▸ **Set problem**
Can you retype every record below exactly as written?

A run of records
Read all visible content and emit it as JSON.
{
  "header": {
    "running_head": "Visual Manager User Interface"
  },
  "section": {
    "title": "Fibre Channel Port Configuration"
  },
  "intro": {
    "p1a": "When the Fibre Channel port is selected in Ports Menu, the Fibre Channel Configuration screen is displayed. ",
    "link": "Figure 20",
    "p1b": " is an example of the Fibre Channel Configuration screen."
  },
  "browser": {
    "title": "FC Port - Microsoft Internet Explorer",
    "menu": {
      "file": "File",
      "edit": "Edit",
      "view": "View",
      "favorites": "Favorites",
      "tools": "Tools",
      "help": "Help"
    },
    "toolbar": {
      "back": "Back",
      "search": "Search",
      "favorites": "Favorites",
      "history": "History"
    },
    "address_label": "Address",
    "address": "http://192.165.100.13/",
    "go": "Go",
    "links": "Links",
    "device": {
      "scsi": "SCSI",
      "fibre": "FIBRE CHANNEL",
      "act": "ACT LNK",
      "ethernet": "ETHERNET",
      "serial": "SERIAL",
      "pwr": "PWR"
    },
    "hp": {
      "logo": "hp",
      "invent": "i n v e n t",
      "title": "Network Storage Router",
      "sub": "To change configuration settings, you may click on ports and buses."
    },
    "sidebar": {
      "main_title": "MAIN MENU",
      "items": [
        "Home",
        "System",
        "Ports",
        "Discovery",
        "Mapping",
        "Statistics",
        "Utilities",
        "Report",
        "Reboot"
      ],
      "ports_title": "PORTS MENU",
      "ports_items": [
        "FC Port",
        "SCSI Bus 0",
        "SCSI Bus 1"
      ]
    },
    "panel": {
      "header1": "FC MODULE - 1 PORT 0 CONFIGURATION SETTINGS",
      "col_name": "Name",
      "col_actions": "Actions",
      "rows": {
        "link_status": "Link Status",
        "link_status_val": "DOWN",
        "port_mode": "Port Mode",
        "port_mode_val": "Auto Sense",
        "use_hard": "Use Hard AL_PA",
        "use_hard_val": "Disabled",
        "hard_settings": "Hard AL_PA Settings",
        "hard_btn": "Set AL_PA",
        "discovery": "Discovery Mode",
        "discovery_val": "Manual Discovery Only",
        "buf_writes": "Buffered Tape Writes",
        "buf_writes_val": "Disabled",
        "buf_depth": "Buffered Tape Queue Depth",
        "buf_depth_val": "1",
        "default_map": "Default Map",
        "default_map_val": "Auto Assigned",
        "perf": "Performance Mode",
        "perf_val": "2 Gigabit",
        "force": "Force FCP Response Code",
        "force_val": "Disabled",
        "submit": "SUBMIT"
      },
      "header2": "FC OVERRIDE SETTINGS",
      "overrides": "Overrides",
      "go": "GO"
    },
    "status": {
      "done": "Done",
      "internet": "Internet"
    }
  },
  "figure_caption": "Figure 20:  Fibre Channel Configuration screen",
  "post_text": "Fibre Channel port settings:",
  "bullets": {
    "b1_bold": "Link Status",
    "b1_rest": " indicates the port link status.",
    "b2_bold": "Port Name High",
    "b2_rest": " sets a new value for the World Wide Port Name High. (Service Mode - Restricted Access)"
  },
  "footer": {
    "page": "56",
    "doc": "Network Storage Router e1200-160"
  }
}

▸ **Response**
Read all visible content and emit it as JSON.
{
  "header": {
    "running_head": "Visual Manager User Interface"
  },
  "section": {
    "title": "Fibre Channel Port Configuration"
  },
  "intro": {
    "p1a": "When the Fibre Channel port is selected in Ports Menu, the Fibre Channel Configuration screen is displayed. ",
    "link": "Figure 20",
    "p1b": " is an example of the Fibre Channel Configuration screen."
  },
  "browser": {
    "title": "FC Port - Microsoft Internet Explorer",
    "menu": {
      "file": "File",
      "edit": "Edit",
      "view": "View",
      "favorites": "Favorites",
      "tools": "Tools",
      "help": "Help"
    },
    "toolbar": {
      "back": "Back",
      "search": "Search",
      "favorites": "Favorites",
      "history": "History"
    },
    "address_label": "Address",
    "address": "http://192.165.100.13/",
    "go": "Go",
    "links": "Links",
    "device": {
      "scsi": "SCSI",
      "fibre": "FIBRE CHANNEL",
      "act": "ACT LNK",
      "ethernet": "ETHERNET",
      "serial": "SERIAL",
      "pwr": "PWR"
    },
    "hp": {
      "logo": "hp",
      "invent": "i n v e n t",
      "title": "Network Storage Router",
      "sub": "To change configuration settings, you may click on ports and buses."
    },
    "sidebar": {
      "main_title": "MAIN MENU",
      "items": [
        "Home",
        "System",
        "Ports",
        "Discovery",
        "Mapping",
        "Statistics",
        "Utilities",
        "Report",
        "Reboot"
      ],
      "ports_title": "PORTS MENU",
      "ports_items": [
        "FC Port",
        "SCSI Bus 0",
        "SCSI Bus 1"
      ]
    },
    "panel": {
      "header1": "FC MODULE - 1 PORT 0 CONFIGURATION SETTINGS",
      "col_name": "Name",
      "col_actions": "Actions",
      "rows": {
        "link_status": "Link Status",
        "link_status_val": "DOWN",
        "port_mode": "Port Mode",
        "port_mode_val": "Auto Sense",
        "use_hard": "Use Hard AL_PA",
        "use_hard_val": "Disabled",
        "hard_settings": "Hard AL_PA Settings",
        "hard_btn": "Set AL_PA",
        "discovery": "Discovery Mode",
        "discovery_val": "Manual Discovery Only",
        "buf_writes": "Buffered Tape Writes",
        "buf_writes_val": "Disabled",
        "buf_depth": "Buffered Tape Queue Depth",
        "buf_depth_val": "1",
        "default_map": "Default Map",
        "default_map_val": "Auto Assigned",
        "perf": "Performance Mode",
        "perf_val": "2 Gigabit",
        "force": "Force FCP Response Code",
        "force_val": "Disabled",
        "submit": "SUBMIT"
      },
      "header2": "FC OVERRIDE SETTINGS",
      "overrides": "Overrides",
      "go": "GO"
    },
    "status": {
      "done": "Done",
      "internet": "Internet"
    }
  },
  "figure_caption": "Figure 20:  Fibre Channel Configuration screen",
  "post_text": "Fibre Channel port settings:",
  "bullets": {
    "b1_bold": "Link Status",
    "b1_rest": " indicates the port link status.",
    "b2_bold": "Port Name High",
    "b2_rest": " sets a new value for the World Wide Port Name High. (Service Mode - Restricted Access)"
  },
  "footer": {
    "page": "56",
    "doc": "Network Storage Router e1200-160"
  }
}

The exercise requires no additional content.